_原文节选_

-*-*-

你需要先了解…

关于此文章…

一. 帖子

懒得写,贴个源码。
爬不了的话,传入你的cookie

import requests  # 网络请求
import random  # 与time控制网络请求频率
import time  # 与random控制网络请求频率
import json  # 响应的json数据分析
from tqdm import tqdm  # 进度条


# 由此函数完成 请求-响应解析 的过程
# 接收评论json文件的url,解析json文件并返回评论信息字典(max,total_number,max_id,max_id_type,commentlist[])
def getCommentTnfo(commenturl):
    # 请求评论json文件
    # print(commenturl)
    headers = {
        "cookie": "",
        'user-agent': 'Mozilla/5.0 (Linux; Android 6.0; Nexus 5 Build/MRA58N) AppleWebKit/537.36 (KHTML, like Gecko) Chrome/116.0.0.0 Mobile Safari/537.36 Edg/116.0.1938.76'
    }
    response = requests.get(commenturl, headers=headers)

    # 解析json文件内容:max_id,max_id_type,commentlist[]
    # max,total_number是第一次请求要获取的信息
    dic = {
        'max': 0,
        'total_number': 0,
        'max_id': 0,
        'max_id_type': 0,
        'comment_list': []
    }
    comment_json = json.loads(response.text)

-*-*-

_数据行_
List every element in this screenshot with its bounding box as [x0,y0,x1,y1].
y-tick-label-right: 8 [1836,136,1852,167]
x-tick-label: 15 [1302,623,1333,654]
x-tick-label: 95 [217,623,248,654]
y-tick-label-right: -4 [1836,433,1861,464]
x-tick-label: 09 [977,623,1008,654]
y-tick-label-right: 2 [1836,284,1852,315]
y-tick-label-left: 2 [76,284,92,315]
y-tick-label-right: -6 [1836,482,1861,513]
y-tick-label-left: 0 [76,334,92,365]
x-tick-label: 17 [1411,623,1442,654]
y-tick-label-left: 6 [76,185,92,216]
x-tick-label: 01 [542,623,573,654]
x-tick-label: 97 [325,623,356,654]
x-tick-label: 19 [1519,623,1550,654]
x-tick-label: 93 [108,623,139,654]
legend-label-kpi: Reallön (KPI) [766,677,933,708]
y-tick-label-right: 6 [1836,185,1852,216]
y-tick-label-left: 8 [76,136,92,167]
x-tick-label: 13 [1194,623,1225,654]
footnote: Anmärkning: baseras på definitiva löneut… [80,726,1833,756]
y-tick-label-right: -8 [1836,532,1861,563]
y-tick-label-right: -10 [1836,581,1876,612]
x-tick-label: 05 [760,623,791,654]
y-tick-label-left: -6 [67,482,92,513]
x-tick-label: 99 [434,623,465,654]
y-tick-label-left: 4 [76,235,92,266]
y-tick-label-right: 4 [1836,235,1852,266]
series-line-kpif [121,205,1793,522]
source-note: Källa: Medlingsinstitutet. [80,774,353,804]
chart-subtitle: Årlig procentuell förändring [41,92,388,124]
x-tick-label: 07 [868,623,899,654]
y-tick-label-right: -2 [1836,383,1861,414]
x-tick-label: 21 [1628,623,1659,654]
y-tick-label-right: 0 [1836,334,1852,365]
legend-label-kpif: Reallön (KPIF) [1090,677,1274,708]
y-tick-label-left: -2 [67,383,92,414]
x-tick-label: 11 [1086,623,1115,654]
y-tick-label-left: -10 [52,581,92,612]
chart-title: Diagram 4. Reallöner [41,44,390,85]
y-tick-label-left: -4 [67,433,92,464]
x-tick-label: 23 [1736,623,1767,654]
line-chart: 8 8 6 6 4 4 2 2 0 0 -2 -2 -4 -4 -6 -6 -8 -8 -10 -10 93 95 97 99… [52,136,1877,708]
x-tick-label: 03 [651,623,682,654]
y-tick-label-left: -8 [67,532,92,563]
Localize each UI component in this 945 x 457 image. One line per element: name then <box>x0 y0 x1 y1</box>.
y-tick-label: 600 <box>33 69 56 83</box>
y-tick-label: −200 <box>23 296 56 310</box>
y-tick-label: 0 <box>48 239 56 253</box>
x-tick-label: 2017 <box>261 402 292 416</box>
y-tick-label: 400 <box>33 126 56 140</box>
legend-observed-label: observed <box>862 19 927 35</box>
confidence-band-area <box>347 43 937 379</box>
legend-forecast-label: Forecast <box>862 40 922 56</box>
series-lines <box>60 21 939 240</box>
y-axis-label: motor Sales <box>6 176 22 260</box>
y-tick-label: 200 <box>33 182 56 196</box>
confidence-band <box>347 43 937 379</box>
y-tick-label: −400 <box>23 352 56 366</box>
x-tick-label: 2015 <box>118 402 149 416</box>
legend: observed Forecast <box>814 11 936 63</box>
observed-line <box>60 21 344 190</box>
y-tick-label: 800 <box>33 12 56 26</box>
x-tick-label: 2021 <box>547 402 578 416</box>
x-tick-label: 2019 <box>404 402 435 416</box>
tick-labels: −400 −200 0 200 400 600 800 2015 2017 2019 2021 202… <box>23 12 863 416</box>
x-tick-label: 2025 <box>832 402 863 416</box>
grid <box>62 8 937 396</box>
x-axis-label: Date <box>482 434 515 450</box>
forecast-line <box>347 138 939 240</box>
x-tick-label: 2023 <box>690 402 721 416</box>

-*-*-

_任务要求_
A. 把爬取评论的帖子中从“# 解析json文件内容:m”到“comment_json = json.loads(response.text)”（首尾都算在内）的部分重写一遍，并将其中的“dic”替换为“info”。
B. 在爬取评论的帖子所贴的源码里，显示进度条用的是哪个库？
C. 接着爬取评论的帖子最后一行往下续写。

_参考答案_
A.
# 解析json文件内容:max_id,max_id_type,commentlist[]
    # max,total_number是第一次请求要获取的信息
    info = {
        'max': 0,
        'total_number': 0,
        'max_id': 0,
        'max_id_type': 0,
        'comment_list': []
    }
    comment_json = json.loads(response.text)

B. tqdm

C.
    if (comment_json["ok"] == 1):
        data = comment_json["data"]
        dic["max"] = data["max"]
        dic["total_number"] = data["total_number"]
        dic["max_id"] = data["max_id"]
        dic["max_id_type"] = data["max_id_type"]
        list = data["data"]
        for li in list:
            user = li["user"]
            name = user["screen_name"]
            gender = user["gender"]
            source = li["source"]
            text = li["text"]
            # print(name + "(" + gender + "|" + source + ")" + ":" + text)
            dic["comment_list"].append(name + "(" + gender + "|" + source + ")" + ":" + text)

        return dic
    # 如果不写else,那么python默认函数返回None
    else:
        return dic

# 此函数调用getCommentList函数,输入不同的max_id
# 输入文章url,返回评论信息
def getcomments():
    blog = input("请输入帖子的url:")
    id = blog.split('/')[-1]
    mid = blog.split('/')[-1]
    max_id_type = 0
    comment_list = []

    print("正在分析中...")
    comment_url = "https://m.weibo.cn/comments/hotflow?id=" + id + "&mid=" + mid + "&max_id_type=" + str(max_id_type)
    dic = getCommentTnfo(comment_url)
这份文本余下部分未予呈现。